=== GIVEN PROBLEM 1 ===
Transcribe, without alteration, the lines of the listing from its beginning through the line containing "- venue-pin-icon[interactable]: ●: [922, 634, 936, 648]", inclusive.

# start of SUPPLIED TEXT

Gun control in America is a curious and emotional thing. I have friends who I agree with on many things, but not on gun control. I have friends with who I’d say I’m on the opposite side of the political fence from and we have productive conversations about it. I’ve also seen a third perspective which has popped up suddenly which I can see the rationale behind. I’m not sure there’s a right answer, but I am startng to feel like I’m in the last group to be able to drive progress towards it.
As I’ve written before, my position on gun control has evolved from casual acceptance to seeing guns in America as a threat to the populace. My father had guns when I grew up and when I had my own kids. They were readily accesible and some of them were loaded. He enjoyed shooting for sport and carried one in his car for self defense. My wife and I wouldn’t let my parents take care of our kids in their house unless he locked up his weapons. Once he had full-blown dementia and was still armed, my brother and I took his guns because of the threat (more on this here, it was very real). In addition to the secured ones, we found the one in his car and one in a box labeled “Office Supplies” in his home office.
In short, he lied to us. He’d kept a loaded weapon on a low shelf in his office plus one in his car. The more I think about it, the more I think he was a typical gun owner. We keep reading stories of kids who take guns to school and kill classmates. There are plenty of stories of young children who get a hold of a gun in the house and accidentally shoot another child. There are also clear statistics showing suicide is the most common way somebody is killed with a gun – by far (I drafted this before the deaths of Kate Spade and Anthony Bourdain – One was hanging and we don’t know the other). In all of these scenarios where a minor is involved, there’s a common factor. Children can’t buy guns, it’s a family weapon involved. And those parents are like my dad was.
It comes down to honesty and responsibility. My dad thought the threat of punishment was enough to keep us from his guns. In his case, he was right. I also didn’t ever have motivation to use one. Adults who have their guns unsecured are taking the same path my dad did. The problem is that while most households never have an incident, there are some who do. Their kids kill themselves by suicide or accident and they kill others by accident or murder. And I’m sure evey parent tells themselves the same story my father told himself – that it’ll never be my family. The problem here is the honesty aspect: each person is lying to themselves.

# end of SUPPLIED TEXT
# start of STORED DATA

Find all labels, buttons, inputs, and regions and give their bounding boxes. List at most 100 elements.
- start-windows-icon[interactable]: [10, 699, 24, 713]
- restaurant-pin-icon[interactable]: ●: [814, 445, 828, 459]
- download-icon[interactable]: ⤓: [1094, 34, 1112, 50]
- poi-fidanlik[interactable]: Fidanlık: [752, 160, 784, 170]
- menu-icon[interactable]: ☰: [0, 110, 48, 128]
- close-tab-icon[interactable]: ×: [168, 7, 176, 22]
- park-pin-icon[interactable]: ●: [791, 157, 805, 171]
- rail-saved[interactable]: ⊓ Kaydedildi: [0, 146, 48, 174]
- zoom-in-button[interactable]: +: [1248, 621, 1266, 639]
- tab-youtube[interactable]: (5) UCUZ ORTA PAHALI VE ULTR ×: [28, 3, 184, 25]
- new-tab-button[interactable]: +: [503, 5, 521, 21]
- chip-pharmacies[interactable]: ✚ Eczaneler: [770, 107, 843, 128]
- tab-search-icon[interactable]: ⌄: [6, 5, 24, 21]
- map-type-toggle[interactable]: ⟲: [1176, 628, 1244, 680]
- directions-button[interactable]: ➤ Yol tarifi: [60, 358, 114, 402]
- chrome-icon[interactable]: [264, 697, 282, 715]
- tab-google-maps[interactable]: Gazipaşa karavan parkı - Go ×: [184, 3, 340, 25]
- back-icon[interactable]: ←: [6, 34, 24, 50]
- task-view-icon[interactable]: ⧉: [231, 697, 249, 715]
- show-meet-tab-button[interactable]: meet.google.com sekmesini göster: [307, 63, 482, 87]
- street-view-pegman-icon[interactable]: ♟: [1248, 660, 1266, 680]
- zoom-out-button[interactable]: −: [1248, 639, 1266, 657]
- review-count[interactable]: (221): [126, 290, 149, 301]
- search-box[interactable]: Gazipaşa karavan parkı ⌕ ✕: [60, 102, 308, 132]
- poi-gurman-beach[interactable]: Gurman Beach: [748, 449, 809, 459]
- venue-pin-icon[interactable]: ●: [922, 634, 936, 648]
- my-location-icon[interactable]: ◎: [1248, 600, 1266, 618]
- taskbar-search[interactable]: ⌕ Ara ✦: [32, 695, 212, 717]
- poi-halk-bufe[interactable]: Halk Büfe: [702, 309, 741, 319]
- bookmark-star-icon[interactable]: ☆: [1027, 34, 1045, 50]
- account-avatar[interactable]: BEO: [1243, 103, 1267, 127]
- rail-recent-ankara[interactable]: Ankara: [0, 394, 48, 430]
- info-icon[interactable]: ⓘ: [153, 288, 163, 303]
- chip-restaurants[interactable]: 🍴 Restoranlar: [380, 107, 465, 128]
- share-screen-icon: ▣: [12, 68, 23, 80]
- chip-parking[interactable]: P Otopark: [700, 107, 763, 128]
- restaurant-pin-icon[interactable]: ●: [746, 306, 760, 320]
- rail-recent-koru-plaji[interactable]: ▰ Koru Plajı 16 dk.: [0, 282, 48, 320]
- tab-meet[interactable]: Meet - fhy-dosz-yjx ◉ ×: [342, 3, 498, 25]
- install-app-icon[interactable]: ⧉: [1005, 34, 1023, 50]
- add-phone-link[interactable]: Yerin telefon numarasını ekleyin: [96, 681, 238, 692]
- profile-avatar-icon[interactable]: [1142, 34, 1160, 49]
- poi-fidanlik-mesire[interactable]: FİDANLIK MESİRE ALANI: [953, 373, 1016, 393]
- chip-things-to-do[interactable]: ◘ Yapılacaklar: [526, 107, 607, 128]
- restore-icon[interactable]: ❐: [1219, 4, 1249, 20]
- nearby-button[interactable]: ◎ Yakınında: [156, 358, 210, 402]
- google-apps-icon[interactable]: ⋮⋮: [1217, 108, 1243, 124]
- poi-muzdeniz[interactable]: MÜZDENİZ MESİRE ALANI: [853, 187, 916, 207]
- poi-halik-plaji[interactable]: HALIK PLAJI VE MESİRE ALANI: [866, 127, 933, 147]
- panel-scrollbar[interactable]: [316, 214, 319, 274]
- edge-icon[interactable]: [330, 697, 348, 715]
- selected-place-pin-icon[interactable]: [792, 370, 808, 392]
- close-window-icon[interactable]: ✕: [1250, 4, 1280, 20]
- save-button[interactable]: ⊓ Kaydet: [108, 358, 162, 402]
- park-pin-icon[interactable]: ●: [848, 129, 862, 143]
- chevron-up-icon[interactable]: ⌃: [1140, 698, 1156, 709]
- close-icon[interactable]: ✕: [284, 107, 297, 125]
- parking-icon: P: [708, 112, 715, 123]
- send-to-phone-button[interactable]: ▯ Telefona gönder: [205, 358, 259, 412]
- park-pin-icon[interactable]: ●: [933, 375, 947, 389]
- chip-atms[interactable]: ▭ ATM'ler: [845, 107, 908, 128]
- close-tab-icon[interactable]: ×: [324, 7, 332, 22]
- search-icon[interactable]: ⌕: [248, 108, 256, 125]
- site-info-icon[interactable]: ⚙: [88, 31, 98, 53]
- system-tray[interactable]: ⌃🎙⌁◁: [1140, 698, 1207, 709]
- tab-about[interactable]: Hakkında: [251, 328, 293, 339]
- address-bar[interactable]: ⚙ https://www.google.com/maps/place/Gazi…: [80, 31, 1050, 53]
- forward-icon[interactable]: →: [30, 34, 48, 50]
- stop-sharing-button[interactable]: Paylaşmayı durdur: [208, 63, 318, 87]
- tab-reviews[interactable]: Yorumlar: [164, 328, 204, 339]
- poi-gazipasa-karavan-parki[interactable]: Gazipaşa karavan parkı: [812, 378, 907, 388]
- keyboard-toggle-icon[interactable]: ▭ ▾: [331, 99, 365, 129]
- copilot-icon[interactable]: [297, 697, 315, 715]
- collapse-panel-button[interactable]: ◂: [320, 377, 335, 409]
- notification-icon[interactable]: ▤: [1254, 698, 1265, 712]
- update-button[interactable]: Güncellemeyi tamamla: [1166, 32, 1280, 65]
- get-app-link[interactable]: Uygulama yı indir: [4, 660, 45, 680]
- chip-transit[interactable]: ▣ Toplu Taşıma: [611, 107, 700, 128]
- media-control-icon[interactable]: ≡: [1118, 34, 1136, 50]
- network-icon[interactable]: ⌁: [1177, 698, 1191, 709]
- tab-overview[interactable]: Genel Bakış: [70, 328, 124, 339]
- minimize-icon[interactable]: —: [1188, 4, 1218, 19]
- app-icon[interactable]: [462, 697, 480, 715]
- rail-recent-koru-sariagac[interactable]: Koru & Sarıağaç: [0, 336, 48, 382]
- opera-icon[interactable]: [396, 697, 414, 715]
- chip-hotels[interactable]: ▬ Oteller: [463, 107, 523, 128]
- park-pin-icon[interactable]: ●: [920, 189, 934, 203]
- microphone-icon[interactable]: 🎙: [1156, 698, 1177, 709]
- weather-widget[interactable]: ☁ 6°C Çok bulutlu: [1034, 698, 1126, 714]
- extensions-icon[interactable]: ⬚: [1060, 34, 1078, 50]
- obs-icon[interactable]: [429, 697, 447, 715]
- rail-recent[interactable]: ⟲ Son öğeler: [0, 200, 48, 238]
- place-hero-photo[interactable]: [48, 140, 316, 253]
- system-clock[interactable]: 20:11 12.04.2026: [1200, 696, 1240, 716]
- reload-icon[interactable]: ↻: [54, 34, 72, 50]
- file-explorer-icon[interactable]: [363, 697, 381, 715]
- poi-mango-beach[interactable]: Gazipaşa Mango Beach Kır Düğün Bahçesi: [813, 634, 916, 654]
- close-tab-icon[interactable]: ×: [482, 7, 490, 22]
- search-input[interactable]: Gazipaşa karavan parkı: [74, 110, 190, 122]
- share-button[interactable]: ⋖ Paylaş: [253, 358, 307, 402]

# end of STORED DATA

=== GIVEN PROBLEM 2 ===
According to the essay on gun control, why did the writer and the writer's brother take their father's guns?

=== COMPLETE RESPONSE 1 ===
Find all labels, buttons, inputs, and regions and give their bounding boxes. List at most 100 elements.
- start-windows-icon[interactable]: [10, 699, 24, 713]
- restaurant-pin-icon[interactable]: ●: [814, 445, 828, 459]
- download-icon[interactable]: ⤓: [1094, 34, 1112, 50]
- poi-fidanlik[interactable]: Fidanlık: [752, 160, 784, 170]
- menu-icon[interactable]: ☰: [0, 110, 48, 128]
- close-tab-icon[interactable]: ×: [168, 7, 176, 22]
- park-pin-icon[interactable]: ●: [791, 157, 805, 171]
- rail-saved[interactable]: ⊓ Kaydedildi: [0, 146, 48, 174]
- zoom-in-button[interactable]: +: [1248, 621, 1266, 639]
- tab-youtube[interactable]: (5) UCUZ ORTA PAHALI VE ULTR ×: [28, 3, 184, 25]
- new-tab-button[interactable]: +: [503, 5, 521, 21]
- chip-pharmacies[interactable]: ✚ Eczaneler: [770, 107, 843, 128]
- tab-search-icon[interactable]: ⌄: [6, 5, 24, 21]
- map-type-toggle[interactable]: ⟲: [1176, 628, 1244, 680]
- directions-button[interactable]: ➤ Yol tarifi: [60, 358, 114, 402]
- chrome-icon[interactable]: [264, 697, 282, 715]
- tab-google-maps[interactable]: Gazipaşa karavan parkı - Go ×: [184, 3, 340, 25]
- back-icon[interactable]: ←: [6, 34, 24, 50]
- task-view-icon[interactable]: ⧉: [231, 697, 249, 715]
- show-meet-tab-button[interactable]: meet.google.com sekmesini göster: [307, 63, 482, 87]
- street-view-pegman-icon[interactable]: ♟: [1248, 660, 1266, 680]
- zoom-out-button[interactable]: −: [1248, 639, 1266, 657]
- review-count[interactable]: (221): [126, 290, 149, 301]
- search-box[interactable]: Gazipaşa karavan parkı ⌕ ✕: [60, 102, 308, 132]
- poi-gurman-beach[interactable]: Gurman Beach: [748, 449, 809, 459]
- venue-pin-icon[interactable]: ●: [922, 634, 936, 648]

=== COMPLETE RESPONSE 2 ===
They took his guns because of the threat he posed once he had full-blown dementia and was still armed. The writer states that this threat was very real.